* [Challenge]:
Copy out the listing that follows, exactly, without its pictures.

* [Dataset content]:
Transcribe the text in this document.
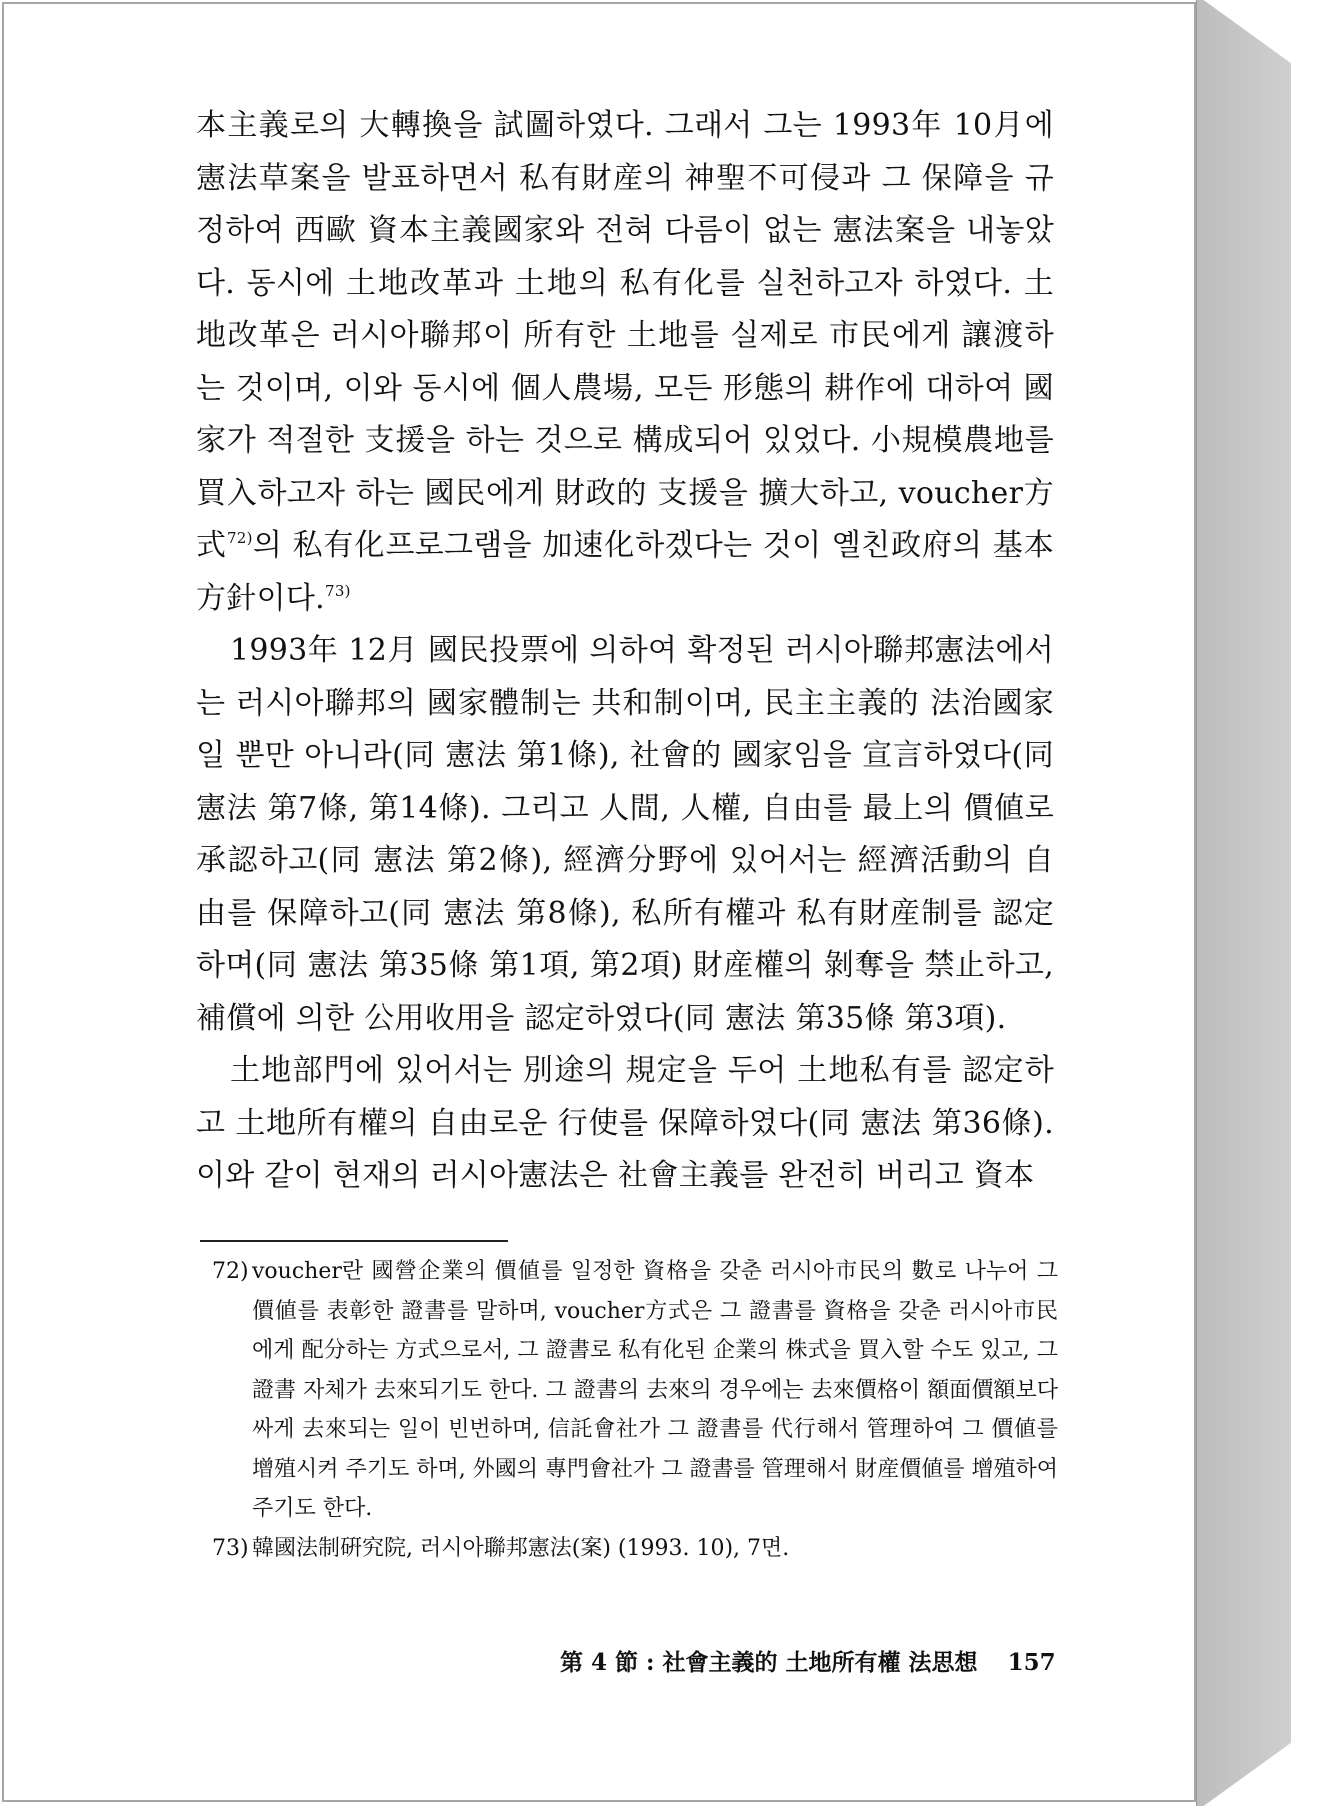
本主義로의 大轉換을 試圖하였다. 그래서 그는 1993年 10月에 憲法草案을 발표하면서 私有財産의 神聖不可侵과 그 保障을 규정하여 西歐 資本主義國家와 전혀 다름이 없는 憲法案을 내놓았다. 동시에 土地改革과 土地의 私有化를 실천하고자 하였다. 土地改革은 러시아聯邦이 所有한 土地를 실제로 市民에게 讓渡하는 것이며, 이와 동시에 個人農場, 모든 形態의 耕作에 대하여 國家가 적절한 支援을 하는 것으로 構成되어 있었다. 小規模農地를 買入하고자 하는 國民에게 財政的 支援을 擴大하고, voucher方式$^{72)}$의 私有化프로그램을 加速化하겠다는 것이 옐친政府의 基本方針이다.$^{73)}$

1993年 12月 國民投票에 의하여 확정된 러시아聯邦憲法에서는 러시아聯邦의 國家體制는 共和制이며, 民主主義的 法治國家일 뿐만 아니라(同 憲法 第1條), 社會的 國家임을 宣言하였다(同 憲法 第7條, 第14條). 그리고 人間, 人權, 自由를 最上의 價値로 承認하고(同 憲法 第2條), 經濟分野에 있어서는 經濟活動의 自由를 保障하고(同 憲法 第8條), 私所有權과 私有財産制를 認定하며(同 憲法 第35條 第1項, 第2項) 財産權의 剝奪을 禁止하고, 補償에 의한 公用收用을 認定하였다(同 憲法 第35條 第3項).

土地部門에 있어서는 別途의 規定을 두어 土地私有를 認定하고 土地所有權의 自由로운 行使를 保障하였다(同 憲法 第36條). 이와 같이 현재의 러시아憲法은 社會主義를 완전히 버리고 資本

72) voucher란 國營企業의 價値를 일정한 資格을 갖춘 러시아市民의 數로 나누어 그 價値를 表彰한 證書를 말하며, voucher方式은 그 證書를 資格을 갖춘 러시아市民에게 配分하는 方式으로서, 그 證書로 私有化된 企業의 株式을 買入할 수도 있고, 그 證書 자체가 去來되기도 한다. 그 證書의 去來의 경우에는 去來價格이 額面價額보다 싸게 去來되는 일이 빈번하며, 信託會社가 그 證書를 代行해서 管理하여 그 價値를 增殖시켜 주기도 하며, 外國의 專門會社가 그 證書를 管理해서 財産價値를 增殖하여 주기도 한다.
73) 韓國法制硏究院, 러시아聯邦憲法(案) (1993. 10), 7면.
第 4 節 : 社會主義的 土地所有權 法思想 157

* [Worked solution]:
Transcribe the text in this document.
本主義로의 大轉換을 試圖하였다. 그래서 그는 1993年 10月에 憲法草案을 발표하면서 私有財産의 神聖不可侵과 그 保障을 규정하여 西歐 資本主義國家와 전혀 다름이 없는 憲法案을 내놓았다. 동시에 土地改革과 土地의 私有化를 실천하고자 하였다. 土地改革은 러시아聯邦이 所有한 土地를 실제로 市民에게 讓渡하는 것이며, 이와 동시에 個人農場, 모든 形態의 耕作에 대하여 國家가 적절한 支援을 하는 것으로 構成되어 있었다. 小規模農地를 買入하고자 하는 國民에게 財政的 支援을 擴大하고, voucher方式$^{72)}$의 私有化프로그램을 加速化하겠다는 것이 옐친政府의 基本方針이다.$^{73)}$

1993年 12月 國民投票에 의하여 확정된 러시아聯邦憲法에서는 러시아聯邦의 國家體制는 共和制이며, 民主主義的 法治國家일 뿐만 아니라(同 憲法 第1條), 社會的 國家임을 宣言하였다(同 憲法 第7條, 第14條). 그리고 人間, 人權, 自由를 最上의 價値로 承認하고(同 憲法 第2條), 經濟分野에 있어서는 經濟活動의 自由를 保障하고(同 憲法 第8條), 私所有權과 私有財産制를 認定하며(同 憲法 第35條 第1項, 第2項) 財産權의 剝奪을 禁止하고, 補償에 의한 公用收用을 認定하였다(同 憲法 第35條 第3項).

土地部門에 있어서는 別途의 規定을 두어 土地私有를 認定하고 土地所有權의 自由로운 行使를 保障하였다(同 憲法 第36條). 이와 같이 현재의 러시아憲法은 社會主義를 완전히 버리고 資本

72) voucher란 國營企業의 價値를 일정한 資格을 갖춘 러시아市民의 數로 나누어 그 價値를 表彰한 證書를 말하며, voucher方式은 그 證書를 資格을 갖춘 러시아市民에게 配分하는 方式으로서, 그 證書로 私有化된 企業의 株式을 買入할 수도 있고, 그 證書 자체가 去來되기도 한다. 그 證書의 去來의 경우에는 去來價格이 額面價額보다 싸게 去來되는 일이 빈번하며, 信託會社가 그 證書를 代行해서 管理하여 그 價値를 增殖시켜 주기도 하며, 外國의 專門會社가 그 證書를 管理해서 財産價値를 增殖하여 주기도 한다.
73) 韓國法制硏究院, 러시아聯邦憲法(案) (1993. 10), 7면.
第 4 節 : 社會主義的 土地所有權 法思想 157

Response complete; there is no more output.